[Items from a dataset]
────
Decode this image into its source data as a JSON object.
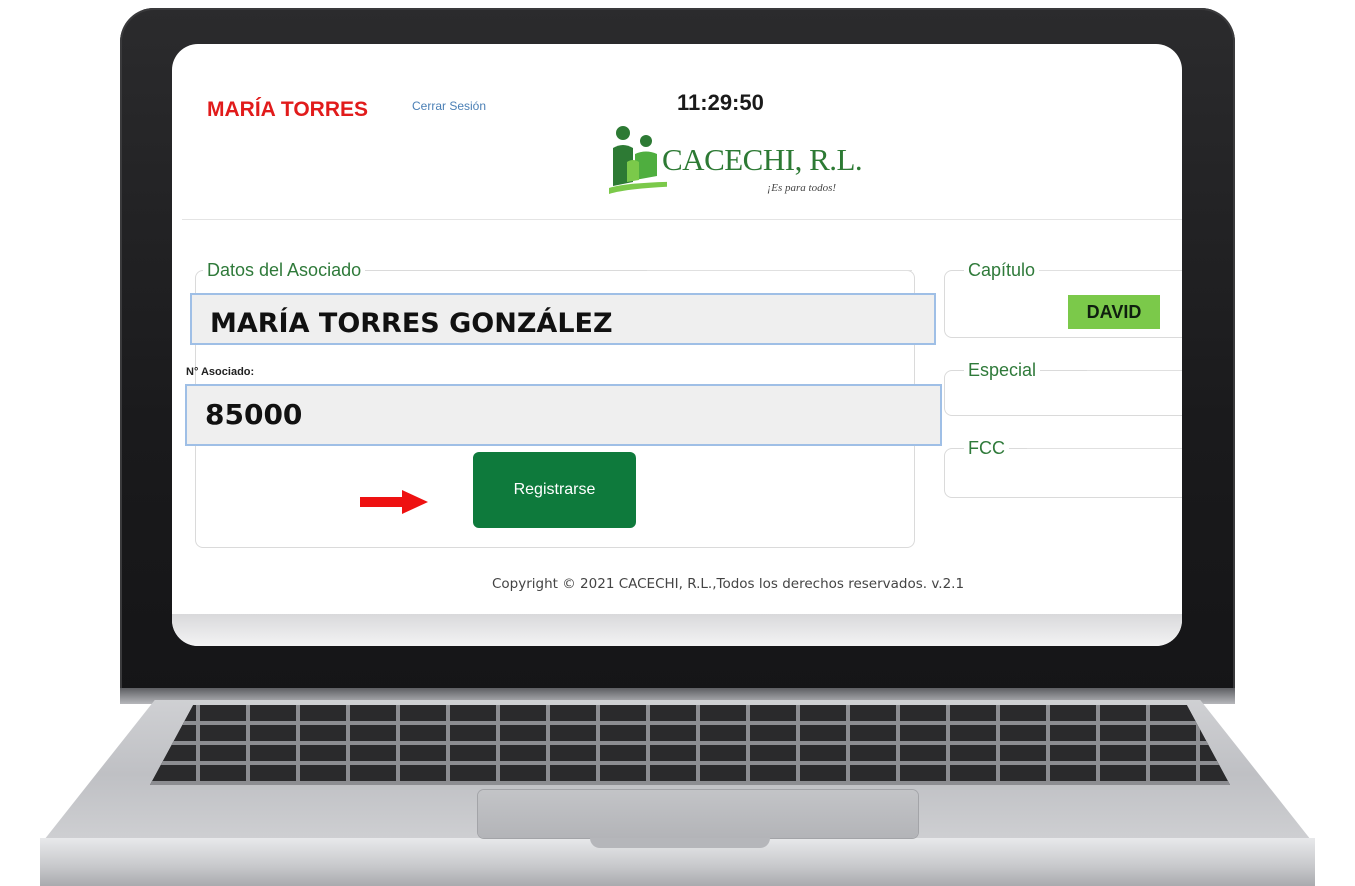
{
  "header": {
    "user_name": "MARÍA TORRES",
    "logout_label": "Cerrar Sesión",
    "clock": "11:29:50"
  },
  "logo": {
    "name": "CACECHI, R.L.",
    "slogan": "¡Es para todos!",
    "icon": "people-logo-icon"
  },
  "associate": {
    "legend": "Datos del Asociado",
    "full_name": "MARÍA TORRES GONZÁLEZ",
    "number_label": "N° Asociado:",
    "number": "85000",
    "register_label": "Registrarse",
    "arrow_icon": "right-arrow-icon"
  },
  "side_panels": {
    "capitulo_legend": "Capítulo",
    "capitulo_value": "DAVID",
    "especial_legend": "Especial",
    "fcc_legend": "FCC"
  },
  "footer": {
    "copyright": "Copyright © 2021 CACECHI, R.L.,Todos los derechos reservados. v.2.1"
  },
  "colors": {
    "brand_green": "#0e7a3c",
    "legend_green": "#2f7a3a",
    "user_red": "#e11b1b",
    "badge_green": "#7bc94a",
    "field_border": "#9fbfe6"
  }
}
────
▸ **Your task**:
Each entry should be repeated exactly as it appears; the pictures stay out.

▸ **Complete response**:
Decode this image into its source data as a JSON object.
{
  "header": {
    "user_name": "MARÍA TORRES",
    "logout_label": "Cerrar Sesión",
    "clock": "11:29:50"
  },
  "logo": {
    "name": "CACECHI, R.L.",
    "slogan": "¡Es para todos!",
    "icon": "people-logo-icon"
  },
  "associate": {
    "legend": "Datos del Asociado",
    "full_name": "MARÍA TORRES GONZÁLEZ",
    "number_label": "N° Asociado:",
    "number": "85000",
    "register_label": "Registrarse",
    "arrow_icon": "right-arrow-icon"
  },
  "side_panels": {
    "capitulo_legend": "Capítulo",
    "capitulo_value": "DAVID",
    "especial_legend": "Especial",
    "fcc_legend": "FCC"
  },
  "footer": {
    "copyright": "Copyright © 2021 CACECHI, R.L.,Todos los derechos reservados. v.2.1"
  },
  "colors": {
    "brand_green": "#0e7a3c",
    "legend_green": "#2f7a3a",
    "user_red": "#e11b1b",
    "badge_green": "#7bc94a",
    "field_border": "#9fbfe6"
  }
}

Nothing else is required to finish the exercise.